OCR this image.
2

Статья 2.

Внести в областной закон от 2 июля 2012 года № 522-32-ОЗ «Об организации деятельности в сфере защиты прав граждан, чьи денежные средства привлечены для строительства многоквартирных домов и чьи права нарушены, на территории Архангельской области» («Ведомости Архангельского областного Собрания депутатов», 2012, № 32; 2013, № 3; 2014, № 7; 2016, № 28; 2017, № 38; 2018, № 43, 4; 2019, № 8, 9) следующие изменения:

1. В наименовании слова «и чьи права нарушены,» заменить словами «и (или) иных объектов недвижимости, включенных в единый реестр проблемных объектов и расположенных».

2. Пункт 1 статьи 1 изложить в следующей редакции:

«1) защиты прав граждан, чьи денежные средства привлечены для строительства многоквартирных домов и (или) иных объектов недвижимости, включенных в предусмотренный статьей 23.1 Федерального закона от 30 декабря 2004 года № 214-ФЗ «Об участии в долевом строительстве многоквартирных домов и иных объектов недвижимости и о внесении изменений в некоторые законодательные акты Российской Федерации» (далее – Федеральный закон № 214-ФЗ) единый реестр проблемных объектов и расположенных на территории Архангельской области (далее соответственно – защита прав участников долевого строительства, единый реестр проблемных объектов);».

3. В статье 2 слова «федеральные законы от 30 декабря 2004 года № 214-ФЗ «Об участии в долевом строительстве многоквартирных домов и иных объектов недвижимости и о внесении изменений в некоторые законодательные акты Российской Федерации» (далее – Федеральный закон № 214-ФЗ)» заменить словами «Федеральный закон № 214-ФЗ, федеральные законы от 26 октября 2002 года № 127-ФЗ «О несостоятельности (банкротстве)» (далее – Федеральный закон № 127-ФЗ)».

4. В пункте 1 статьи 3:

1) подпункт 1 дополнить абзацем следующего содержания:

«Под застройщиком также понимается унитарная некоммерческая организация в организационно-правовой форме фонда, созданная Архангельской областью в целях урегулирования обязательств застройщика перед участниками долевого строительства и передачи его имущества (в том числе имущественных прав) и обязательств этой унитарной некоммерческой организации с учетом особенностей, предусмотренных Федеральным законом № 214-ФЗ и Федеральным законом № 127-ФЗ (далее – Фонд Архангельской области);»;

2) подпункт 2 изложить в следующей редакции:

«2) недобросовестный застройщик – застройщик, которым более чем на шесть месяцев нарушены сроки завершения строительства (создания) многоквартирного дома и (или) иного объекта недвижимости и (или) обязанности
• • • • •
- **Task to complete**:
Write out every line of the entries that holds the word "изложить".

- **Final result**:
2. Пункт 1 статьи 1 изложить в следующей редакции:
2) подпункт 2 изложить в следующей редакции:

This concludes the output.